## START

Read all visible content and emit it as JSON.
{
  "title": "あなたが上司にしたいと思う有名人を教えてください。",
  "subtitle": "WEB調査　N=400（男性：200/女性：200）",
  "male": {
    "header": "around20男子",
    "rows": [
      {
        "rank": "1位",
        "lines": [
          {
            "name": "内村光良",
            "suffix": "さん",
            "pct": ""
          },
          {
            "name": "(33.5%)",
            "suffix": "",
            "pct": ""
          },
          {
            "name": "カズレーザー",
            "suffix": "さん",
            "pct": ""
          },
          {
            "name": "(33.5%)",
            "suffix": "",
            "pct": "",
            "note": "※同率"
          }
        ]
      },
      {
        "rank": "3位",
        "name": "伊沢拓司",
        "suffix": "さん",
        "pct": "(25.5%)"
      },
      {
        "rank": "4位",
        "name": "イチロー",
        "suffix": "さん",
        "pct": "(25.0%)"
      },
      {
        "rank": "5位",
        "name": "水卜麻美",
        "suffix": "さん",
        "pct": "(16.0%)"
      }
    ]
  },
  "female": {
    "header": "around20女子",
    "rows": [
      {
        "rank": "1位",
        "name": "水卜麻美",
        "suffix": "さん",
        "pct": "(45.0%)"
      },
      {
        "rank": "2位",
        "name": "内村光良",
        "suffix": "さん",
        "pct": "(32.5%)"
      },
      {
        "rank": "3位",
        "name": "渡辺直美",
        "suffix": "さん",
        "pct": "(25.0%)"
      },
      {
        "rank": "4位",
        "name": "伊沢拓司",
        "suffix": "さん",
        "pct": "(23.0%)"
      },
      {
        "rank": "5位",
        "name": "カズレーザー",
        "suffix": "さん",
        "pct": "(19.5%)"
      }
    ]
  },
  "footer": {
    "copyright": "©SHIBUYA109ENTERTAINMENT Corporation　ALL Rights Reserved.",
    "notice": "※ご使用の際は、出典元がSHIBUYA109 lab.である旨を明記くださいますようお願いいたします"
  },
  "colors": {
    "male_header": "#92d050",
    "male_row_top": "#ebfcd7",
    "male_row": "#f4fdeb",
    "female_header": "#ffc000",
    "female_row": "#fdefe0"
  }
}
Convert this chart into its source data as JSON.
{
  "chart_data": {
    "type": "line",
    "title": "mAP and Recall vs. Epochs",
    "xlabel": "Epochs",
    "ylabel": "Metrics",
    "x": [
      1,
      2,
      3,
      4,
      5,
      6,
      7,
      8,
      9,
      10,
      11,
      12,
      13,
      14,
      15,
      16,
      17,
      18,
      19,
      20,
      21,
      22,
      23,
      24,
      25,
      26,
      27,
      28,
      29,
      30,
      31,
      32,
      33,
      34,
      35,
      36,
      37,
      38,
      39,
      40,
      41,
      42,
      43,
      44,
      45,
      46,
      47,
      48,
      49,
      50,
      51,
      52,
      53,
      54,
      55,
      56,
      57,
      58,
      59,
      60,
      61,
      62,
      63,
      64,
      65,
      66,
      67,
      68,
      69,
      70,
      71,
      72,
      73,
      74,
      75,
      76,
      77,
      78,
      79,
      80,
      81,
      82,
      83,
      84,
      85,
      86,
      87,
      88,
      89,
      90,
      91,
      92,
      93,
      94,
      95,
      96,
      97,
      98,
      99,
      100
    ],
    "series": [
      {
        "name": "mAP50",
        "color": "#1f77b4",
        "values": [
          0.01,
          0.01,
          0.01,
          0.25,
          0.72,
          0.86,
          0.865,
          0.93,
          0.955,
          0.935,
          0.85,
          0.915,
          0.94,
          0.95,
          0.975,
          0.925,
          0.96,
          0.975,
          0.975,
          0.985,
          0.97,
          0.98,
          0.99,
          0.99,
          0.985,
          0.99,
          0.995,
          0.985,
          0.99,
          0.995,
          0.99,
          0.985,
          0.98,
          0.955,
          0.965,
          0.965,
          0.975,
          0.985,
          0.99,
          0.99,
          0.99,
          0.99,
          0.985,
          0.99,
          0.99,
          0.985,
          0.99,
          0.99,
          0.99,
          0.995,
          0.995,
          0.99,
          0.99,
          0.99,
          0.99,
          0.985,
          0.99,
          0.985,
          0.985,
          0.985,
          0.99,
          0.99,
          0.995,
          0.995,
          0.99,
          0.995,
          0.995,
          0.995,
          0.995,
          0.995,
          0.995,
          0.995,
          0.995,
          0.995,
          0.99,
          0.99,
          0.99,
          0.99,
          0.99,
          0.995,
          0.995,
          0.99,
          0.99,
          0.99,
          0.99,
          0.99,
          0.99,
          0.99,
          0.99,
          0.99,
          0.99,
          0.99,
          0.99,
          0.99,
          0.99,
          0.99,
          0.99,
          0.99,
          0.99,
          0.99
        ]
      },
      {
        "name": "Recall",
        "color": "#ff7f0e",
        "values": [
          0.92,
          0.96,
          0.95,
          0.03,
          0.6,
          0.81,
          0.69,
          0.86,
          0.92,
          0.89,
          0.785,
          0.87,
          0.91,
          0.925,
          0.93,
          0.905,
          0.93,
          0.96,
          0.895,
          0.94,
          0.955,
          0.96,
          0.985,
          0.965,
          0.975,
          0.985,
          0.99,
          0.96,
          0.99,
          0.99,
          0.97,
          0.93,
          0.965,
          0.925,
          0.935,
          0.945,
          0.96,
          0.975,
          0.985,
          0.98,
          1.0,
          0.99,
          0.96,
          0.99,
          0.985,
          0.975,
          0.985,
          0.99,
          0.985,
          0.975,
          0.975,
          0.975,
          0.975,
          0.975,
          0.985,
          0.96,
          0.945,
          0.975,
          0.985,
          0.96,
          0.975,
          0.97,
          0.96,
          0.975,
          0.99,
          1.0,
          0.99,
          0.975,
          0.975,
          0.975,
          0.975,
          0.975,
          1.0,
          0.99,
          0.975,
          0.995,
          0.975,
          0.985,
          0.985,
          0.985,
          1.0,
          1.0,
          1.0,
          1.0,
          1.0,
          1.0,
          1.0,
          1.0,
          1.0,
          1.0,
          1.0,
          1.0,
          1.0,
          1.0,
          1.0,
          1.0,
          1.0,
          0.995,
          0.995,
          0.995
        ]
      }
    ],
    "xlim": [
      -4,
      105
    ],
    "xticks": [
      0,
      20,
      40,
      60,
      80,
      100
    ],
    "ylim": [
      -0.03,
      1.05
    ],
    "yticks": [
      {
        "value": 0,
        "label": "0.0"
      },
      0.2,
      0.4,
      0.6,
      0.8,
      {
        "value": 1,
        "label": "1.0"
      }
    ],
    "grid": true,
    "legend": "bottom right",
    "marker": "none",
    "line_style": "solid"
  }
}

## END

EXERCISE BRIEF
Find each line holding the word "Epochs" and copy it.

RESULT FOR THIS TASK
    "title": "mAP and Recall vs. Epochs",
    "xlabel": "Epochs",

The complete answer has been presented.